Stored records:
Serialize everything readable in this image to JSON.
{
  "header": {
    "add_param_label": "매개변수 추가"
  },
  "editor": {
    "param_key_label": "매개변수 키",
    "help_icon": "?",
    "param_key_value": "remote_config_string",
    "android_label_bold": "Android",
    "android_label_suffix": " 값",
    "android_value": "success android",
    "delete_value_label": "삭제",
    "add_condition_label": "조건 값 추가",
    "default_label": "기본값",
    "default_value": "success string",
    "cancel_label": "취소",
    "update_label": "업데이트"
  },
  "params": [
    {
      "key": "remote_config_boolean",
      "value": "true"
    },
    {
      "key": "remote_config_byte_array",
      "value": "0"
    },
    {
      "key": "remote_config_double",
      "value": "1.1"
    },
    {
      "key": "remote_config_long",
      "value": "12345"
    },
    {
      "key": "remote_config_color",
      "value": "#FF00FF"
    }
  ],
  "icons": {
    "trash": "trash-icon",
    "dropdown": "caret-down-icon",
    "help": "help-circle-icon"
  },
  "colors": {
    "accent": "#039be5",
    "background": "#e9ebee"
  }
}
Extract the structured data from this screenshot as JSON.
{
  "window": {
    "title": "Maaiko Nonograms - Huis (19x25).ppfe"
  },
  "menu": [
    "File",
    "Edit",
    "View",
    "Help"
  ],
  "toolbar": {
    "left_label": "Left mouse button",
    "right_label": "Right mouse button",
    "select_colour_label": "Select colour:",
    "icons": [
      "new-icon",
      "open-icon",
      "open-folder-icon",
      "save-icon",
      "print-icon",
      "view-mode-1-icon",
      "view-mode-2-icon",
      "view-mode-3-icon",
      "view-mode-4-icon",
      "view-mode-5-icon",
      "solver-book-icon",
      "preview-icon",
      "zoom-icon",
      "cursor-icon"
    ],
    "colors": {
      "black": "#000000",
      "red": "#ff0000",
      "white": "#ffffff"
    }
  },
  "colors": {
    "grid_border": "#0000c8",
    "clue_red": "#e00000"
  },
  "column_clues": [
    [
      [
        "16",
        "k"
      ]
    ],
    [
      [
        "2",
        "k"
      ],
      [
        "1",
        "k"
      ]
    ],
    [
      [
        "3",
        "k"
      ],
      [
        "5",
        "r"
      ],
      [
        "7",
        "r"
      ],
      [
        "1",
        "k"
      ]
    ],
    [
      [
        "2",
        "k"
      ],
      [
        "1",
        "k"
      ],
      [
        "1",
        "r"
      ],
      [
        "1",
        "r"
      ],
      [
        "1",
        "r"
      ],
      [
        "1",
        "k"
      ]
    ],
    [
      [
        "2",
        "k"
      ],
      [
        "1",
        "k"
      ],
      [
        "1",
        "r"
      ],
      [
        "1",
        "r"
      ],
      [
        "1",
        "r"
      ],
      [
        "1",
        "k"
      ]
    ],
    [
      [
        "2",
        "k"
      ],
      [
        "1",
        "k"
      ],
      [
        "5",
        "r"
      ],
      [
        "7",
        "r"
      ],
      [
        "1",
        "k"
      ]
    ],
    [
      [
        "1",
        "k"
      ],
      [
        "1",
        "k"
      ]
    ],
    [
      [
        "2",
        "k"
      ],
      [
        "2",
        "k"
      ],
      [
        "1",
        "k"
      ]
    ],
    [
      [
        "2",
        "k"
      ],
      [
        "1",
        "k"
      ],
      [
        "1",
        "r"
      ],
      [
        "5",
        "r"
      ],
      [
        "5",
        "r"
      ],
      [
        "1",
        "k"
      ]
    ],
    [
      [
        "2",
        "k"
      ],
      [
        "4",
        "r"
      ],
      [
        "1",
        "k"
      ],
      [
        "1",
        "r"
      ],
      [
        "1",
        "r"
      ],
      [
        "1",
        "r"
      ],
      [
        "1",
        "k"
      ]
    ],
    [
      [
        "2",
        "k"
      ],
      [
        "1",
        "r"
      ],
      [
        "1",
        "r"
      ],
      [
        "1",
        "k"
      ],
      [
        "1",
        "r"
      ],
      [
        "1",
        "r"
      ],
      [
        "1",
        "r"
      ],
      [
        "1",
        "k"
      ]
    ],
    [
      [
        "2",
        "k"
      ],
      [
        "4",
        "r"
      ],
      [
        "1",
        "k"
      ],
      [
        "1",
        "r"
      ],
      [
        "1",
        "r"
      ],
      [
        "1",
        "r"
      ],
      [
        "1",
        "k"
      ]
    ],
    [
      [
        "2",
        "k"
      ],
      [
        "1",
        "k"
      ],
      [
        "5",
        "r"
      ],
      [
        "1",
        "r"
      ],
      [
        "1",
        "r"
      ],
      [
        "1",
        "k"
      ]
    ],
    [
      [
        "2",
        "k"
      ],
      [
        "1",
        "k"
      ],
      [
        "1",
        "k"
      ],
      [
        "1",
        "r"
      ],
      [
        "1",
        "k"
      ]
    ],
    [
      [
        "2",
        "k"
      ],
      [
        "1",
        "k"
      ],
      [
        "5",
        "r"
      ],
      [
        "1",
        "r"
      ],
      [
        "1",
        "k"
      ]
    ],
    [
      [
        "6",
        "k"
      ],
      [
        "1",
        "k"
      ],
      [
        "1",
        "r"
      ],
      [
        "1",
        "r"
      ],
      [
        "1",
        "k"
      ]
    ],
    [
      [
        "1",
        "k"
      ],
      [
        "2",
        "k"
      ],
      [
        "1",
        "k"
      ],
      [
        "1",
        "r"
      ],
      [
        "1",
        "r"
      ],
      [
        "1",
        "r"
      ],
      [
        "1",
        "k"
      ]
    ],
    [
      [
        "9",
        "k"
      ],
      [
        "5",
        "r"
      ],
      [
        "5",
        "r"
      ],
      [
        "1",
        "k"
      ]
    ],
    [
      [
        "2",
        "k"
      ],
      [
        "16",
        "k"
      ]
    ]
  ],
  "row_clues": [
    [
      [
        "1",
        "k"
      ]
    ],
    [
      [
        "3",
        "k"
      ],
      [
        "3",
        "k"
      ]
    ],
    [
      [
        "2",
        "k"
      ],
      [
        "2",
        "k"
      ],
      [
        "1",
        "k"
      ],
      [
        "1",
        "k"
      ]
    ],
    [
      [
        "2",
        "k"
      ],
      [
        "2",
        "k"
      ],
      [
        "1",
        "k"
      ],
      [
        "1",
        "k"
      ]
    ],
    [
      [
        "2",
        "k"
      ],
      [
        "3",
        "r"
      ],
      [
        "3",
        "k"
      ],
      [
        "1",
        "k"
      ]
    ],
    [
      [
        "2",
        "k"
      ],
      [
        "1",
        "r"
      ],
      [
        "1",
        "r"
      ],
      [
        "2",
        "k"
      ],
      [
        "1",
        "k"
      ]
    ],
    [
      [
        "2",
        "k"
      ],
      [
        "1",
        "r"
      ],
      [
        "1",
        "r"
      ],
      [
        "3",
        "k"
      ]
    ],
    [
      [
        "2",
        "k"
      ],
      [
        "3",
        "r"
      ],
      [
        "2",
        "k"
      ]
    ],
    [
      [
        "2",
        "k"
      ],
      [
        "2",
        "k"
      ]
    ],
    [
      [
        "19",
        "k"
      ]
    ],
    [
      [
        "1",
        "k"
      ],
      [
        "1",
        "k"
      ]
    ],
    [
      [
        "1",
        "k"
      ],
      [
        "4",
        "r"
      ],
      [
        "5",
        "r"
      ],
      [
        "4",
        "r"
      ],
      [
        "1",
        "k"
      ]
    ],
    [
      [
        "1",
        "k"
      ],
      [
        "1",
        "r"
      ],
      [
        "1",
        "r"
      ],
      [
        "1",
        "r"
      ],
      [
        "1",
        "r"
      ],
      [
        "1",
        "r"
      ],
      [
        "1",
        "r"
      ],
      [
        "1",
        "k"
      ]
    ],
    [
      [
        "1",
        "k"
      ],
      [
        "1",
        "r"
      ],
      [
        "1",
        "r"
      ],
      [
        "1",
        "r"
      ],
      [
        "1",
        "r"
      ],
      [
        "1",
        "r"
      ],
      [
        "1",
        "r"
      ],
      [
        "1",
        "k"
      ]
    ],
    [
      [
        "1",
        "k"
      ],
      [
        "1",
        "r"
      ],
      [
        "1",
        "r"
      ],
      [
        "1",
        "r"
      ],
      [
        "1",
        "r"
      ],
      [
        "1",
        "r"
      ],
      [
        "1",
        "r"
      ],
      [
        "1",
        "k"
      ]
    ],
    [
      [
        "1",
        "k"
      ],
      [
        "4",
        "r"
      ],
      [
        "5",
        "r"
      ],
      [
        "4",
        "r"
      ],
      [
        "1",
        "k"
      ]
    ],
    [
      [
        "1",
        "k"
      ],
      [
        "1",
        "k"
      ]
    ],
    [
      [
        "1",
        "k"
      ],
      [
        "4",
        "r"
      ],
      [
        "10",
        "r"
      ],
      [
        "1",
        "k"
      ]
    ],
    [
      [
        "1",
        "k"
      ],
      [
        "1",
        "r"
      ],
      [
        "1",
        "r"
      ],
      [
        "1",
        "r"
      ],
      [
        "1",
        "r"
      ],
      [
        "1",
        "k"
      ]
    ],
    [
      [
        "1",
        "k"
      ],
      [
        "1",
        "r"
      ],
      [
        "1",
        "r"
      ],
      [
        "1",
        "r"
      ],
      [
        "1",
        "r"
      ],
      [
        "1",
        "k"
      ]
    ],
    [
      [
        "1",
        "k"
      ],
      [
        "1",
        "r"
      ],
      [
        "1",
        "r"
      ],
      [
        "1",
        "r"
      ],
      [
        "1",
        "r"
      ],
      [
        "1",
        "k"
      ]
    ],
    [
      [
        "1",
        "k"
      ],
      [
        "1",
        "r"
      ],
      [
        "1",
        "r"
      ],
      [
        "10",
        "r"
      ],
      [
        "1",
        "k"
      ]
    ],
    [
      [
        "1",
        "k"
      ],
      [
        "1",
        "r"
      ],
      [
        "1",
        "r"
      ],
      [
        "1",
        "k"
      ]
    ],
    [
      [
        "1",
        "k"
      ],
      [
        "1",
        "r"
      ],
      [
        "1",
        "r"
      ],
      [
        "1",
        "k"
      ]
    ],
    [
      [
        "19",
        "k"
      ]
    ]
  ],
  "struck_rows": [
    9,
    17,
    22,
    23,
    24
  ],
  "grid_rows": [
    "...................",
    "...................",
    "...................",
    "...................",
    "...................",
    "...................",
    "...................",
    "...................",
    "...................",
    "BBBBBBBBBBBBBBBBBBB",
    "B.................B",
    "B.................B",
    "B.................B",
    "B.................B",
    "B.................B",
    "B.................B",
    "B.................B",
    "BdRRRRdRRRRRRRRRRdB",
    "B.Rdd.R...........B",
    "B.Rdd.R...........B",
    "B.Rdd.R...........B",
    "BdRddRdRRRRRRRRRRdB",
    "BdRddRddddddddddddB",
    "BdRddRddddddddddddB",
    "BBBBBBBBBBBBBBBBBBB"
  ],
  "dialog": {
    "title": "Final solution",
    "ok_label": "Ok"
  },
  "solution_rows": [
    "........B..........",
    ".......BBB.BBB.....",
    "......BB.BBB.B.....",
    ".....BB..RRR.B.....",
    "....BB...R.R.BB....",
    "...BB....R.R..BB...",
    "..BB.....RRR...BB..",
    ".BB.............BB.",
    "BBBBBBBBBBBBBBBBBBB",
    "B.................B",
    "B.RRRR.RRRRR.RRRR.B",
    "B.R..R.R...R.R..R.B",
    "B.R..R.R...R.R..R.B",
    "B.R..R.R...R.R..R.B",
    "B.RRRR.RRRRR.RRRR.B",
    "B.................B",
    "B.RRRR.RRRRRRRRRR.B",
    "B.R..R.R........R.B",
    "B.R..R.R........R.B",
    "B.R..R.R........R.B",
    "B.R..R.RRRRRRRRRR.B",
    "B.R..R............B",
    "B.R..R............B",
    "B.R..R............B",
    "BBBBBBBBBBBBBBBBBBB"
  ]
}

WHAT YOU HAVE TO DO: For each line of the listing that holds the word "매개변수", show that line.

TASK OUTPUT:
    "add_param_label": "매개변수 추가"
    "param_key_label": "매개변수 키",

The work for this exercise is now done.